Aim:
All of the lines below are to be printed again exactly; images are excluded from the output.

━━━━━ Dataset content

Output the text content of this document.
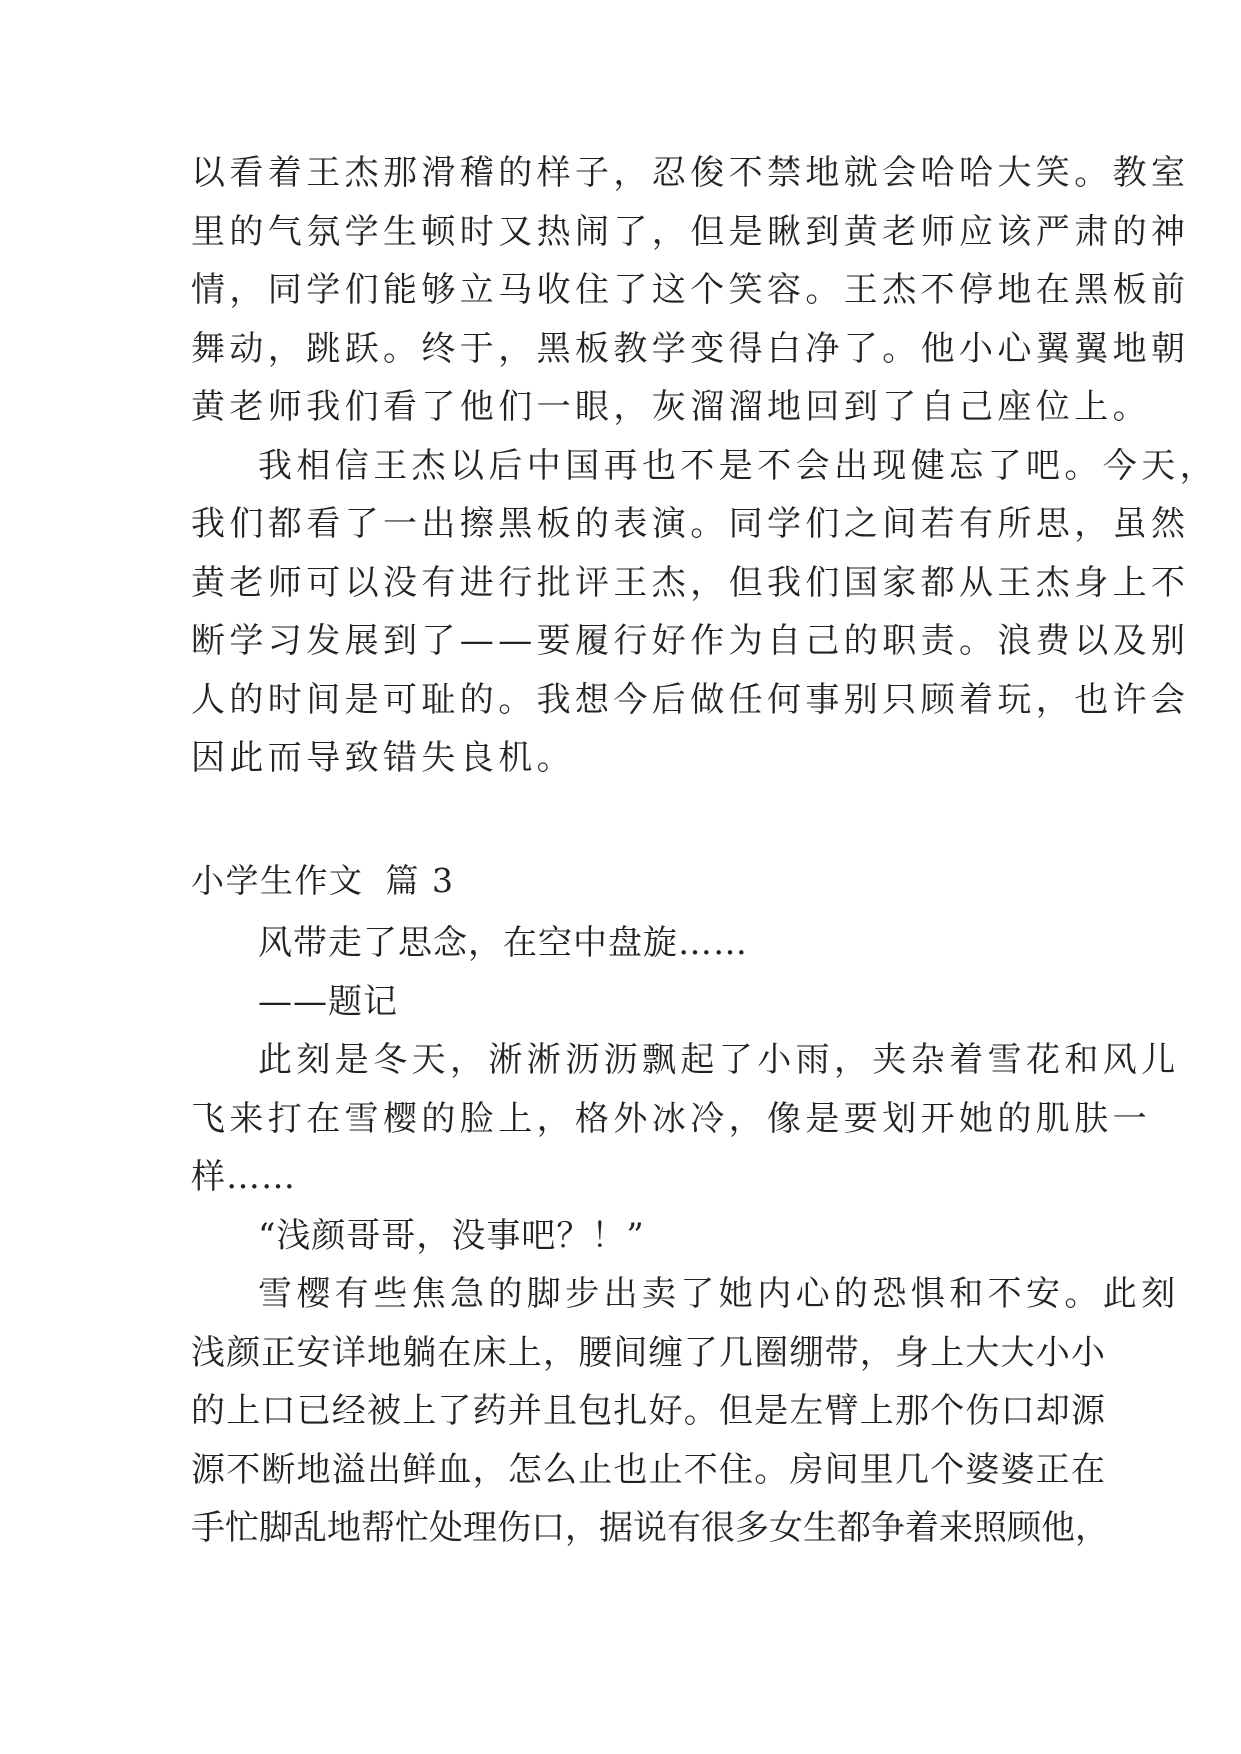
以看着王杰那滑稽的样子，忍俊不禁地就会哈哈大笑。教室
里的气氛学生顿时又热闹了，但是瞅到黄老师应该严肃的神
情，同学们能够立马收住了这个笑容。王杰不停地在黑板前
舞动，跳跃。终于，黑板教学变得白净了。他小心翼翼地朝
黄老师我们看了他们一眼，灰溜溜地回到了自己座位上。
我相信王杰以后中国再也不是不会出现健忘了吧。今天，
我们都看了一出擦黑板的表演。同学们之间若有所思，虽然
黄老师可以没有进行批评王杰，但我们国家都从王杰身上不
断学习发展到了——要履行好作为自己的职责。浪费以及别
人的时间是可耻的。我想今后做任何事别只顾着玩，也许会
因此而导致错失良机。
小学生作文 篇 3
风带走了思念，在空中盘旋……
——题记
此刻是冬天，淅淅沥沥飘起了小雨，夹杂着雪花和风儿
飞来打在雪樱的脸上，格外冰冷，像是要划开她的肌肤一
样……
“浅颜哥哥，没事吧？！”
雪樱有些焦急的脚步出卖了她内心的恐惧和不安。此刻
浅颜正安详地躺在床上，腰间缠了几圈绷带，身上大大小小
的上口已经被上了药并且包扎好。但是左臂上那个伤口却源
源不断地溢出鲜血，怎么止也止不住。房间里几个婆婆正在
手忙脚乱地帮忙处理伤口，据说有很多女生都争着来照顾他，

━━━━━━━━━━

Solution:
Output the text content of this document.
以看着王杰那滑稽的样子，忍俊不禁地就会哈哈大笑。教室
里的气氛学生顿时又热闹了，但是瞅到黄老师应该严肃的神
情，同学们能够立马收住了这个笑容。王杰不停地在黑板前
舞动，跳跃。终于，黑板教学变得白净了。他小心翼翼地朝
黄老师我们看了他们一眼，灰溜溜地回到了自己座位上。
我相信王杰以后中国再也不是不会出现健忘了吧。今天，
我们都看了一出擦黑板的表演。同学们之间若有所思，虽然
黄老师可以没有进行批评王杰，但我们国家都从王杰身上不
断学习发展到了——要履行好作为自己的职责。浪费以及别
人的时间是可耻的。我想今后做任何事别只顾着玩，也许会
因此而导致错失良机。
小学生作文 篇 3
风带走了思念，在空中盘旋……
——题记
此刻是冬天，淅淅沥沥飘起了小雨，夹杂着雪花和风儿
飞来打在雪樱的脸上，格外冰冷，像是要划开她的肌肤一
样……
“浅颜哥哥，没事吧？！”
雪樱有些焦急的脚步出卖了她内心的恐惧和不安。此刻
浅颜正安详地躺在床上，腰间缠了几圈绷带，身上大大小小
的上口已经被上了药并且包扎好。但是左臂上那个伤口却源
源不断地溢出鲜血，怎么止也止不住。房间里几个婆婆正在
手忙脚乱地帮忙处理伤口，据说有很多女生都争着来照顾他，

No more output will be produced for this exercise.